(Exercise task)
Output the records exactly as they appear, with no pictures included.

Stored data entries

* * * * * * * * *

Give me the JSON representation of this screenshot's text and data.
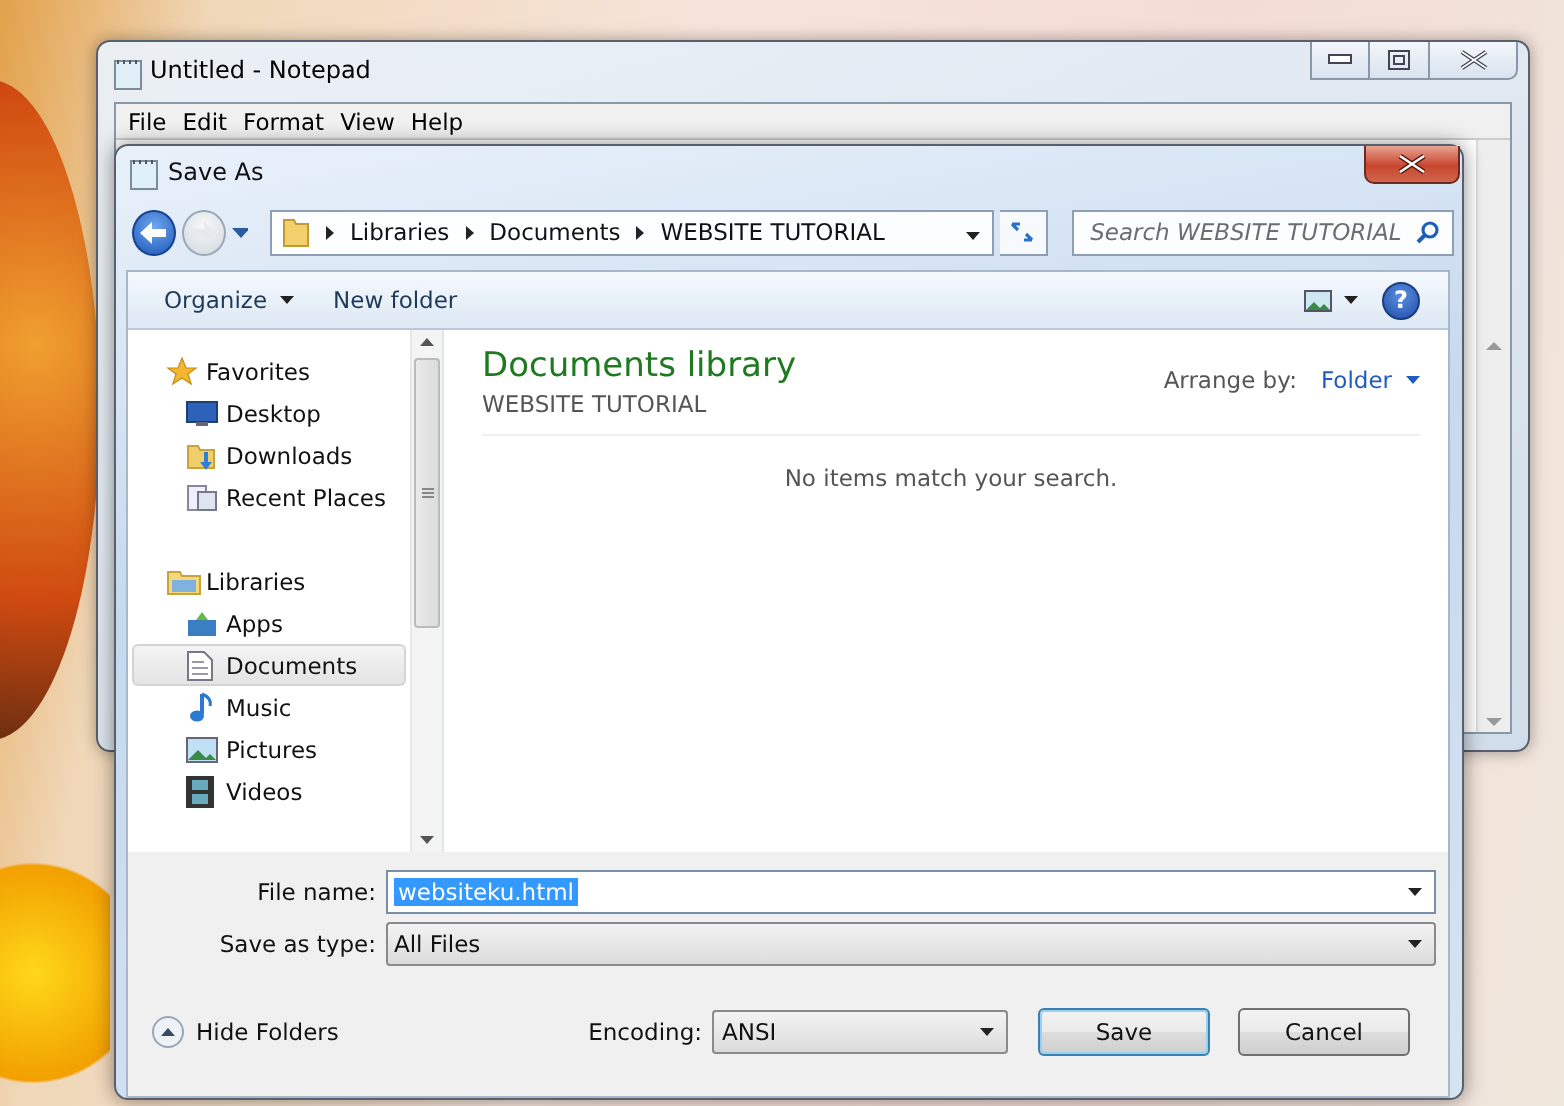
{
  "notepad": {
    "title": "Untitled - Notepad",
    "menu": [
      "File",
      "Edit",
      "Format",
      "View",
      "Help"
    ]
  },
  "dialog": {
    "title": "Save As",
    "breadcrumb": [
      "Libraries",
      "Documents",
      "WEBSITE TUTORIAL"
    ],
    "search": {
      "placeholder": "Search WEBSITE TUTORIAL"
    },
    "toolbar": [
      "Organize",
      "New folder"
    ],
    "help": "?",
    "sidebar": [
      {
        "label": "Favorites",
        "kind": "star",
        "selected": false,
        "children": [
          {
            "label": "Desktop",
            "kind": "desktop",
            "selected": false
          },
          {
            "label": "Downloads",
            "kind": "downloads",
            "selected": false
          },
          {
            "label": "Recent Places",
            "kind": "recent",
            "selected": false
          }
        ]
      },
      {
        "label": "Libraries",
        "kind": "library",
        "selected": false,
        "children": [
          {
            "label": "Apps",
            "kind": "apps",
            "selected": false
          },
          {
            "label": "Documents",
            "kind": "document",
            "selected": true
          },
          {
            "label": "Music",
            "kind": "music",
            "selected": false
          },
          {
            "label": "Pictures",
            "kind": "pictures",
            "selected": false
          },
          {
            "label": "Videos",
            "kind": "videos",
            "selected": false
          }
        ]
      }
    ],
    "content": {
      "title": "Documents library",
      "subtitle": "WEBSITE TUTORIAL",
      "arrange_label": "Arrange by:",
      "arrange_value": "Folder",
      "empty_message": "No items match your search."
    },
    "file_name": {
      "label": "File name:",
      "value": "websiteku.html"
    },
    "save_as_type": {
      "label": "Save as type:",
      "value": "All Files"
    },
    "hide_folders": "Hide Folders",
    "encoding": {
      "label": "Encoding:",
      "value": "ANSI"
    },
    "buttons": [
      {
        "label": "Save",
        "default": true
      },
      {
        "label": "Cancel",
        "default": false
      }
    ]
  }
}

* * * * * * * * *

(Response to the exercise)
Give me the JSON representation of this screenshot's text and data.
{
  "notepad": {
    "title": "Untitled - Notepad",
    "menu": [
      "File",
      "Edit",
      "Format",
      "View",
      "Help"
    ]
  },
  "dialog": {
    "title": "Save As",
    "breadcrumb": [
      "Libraries",
      "Documents",
      "WEBSITE TUTORIAL"
    ],
    "search": {
      "placeholder": "Search WEBSITE TUTORIAL"
    },
    "toolbar": [
      "Organize",
      "New folder"
    ],
    "help": "?",
    "sidebar": [
      {
        "label": "Favorites",
        "kind": "star",
        "selected": false,
        "children": [
          {
            "label": "Desktop",
            "kind": "desktop",
            "selected": false
          },
          {
            "label": "Downloads",
            "kind": "downloads",
            "selected": false
          },
          {
            "label": "Recent Places",
            "kind": "recent",
            "selected": false
          }
        ]
      },
      {
        "label": "Libraries",
        "kind": "library",
        "selected": false,
        "children": [
          {
            "label": "Apps",
            "kind": "apps",
            "selected": false
          },
          {
            "label": "Documents",
            "kind": "document",
            "selected": true
          },
          {
            "label": "Music",
            "kind": "music",
            "selected": false
          },
          {
            "label": "Pictures",
            "kind": "pictures",
            "selected": false
          },
          {
            "label": "Videos",
            "kind": "videos",
            "selected": false
          }
        ]
      }
    ],
    "content": {
      "title": "Documents library",
      "subtitle": "WEBSITE TUTORIAL",
      "arrange_label": "Arrange by:",
      "arrange_value": "Folder",
      "empty_message": "No items match your search."
    },
    "file_name": {
      "label": "File name:",
      "value": "websiteku.html"
    },
    "save_as_type": {
      "label": "Save as type:",
      "value": "All Files"
    },
    "hide_folders": "Hide Folders",
    "encoding": {
      "label": "Encoding:",
      "value": "ANSI"
    },
    "buttons": [
      {
        "label": "Save",
        "default": true
      },
      {
        "label": "Cancel",
        "default": false
      }
    ]
  }
}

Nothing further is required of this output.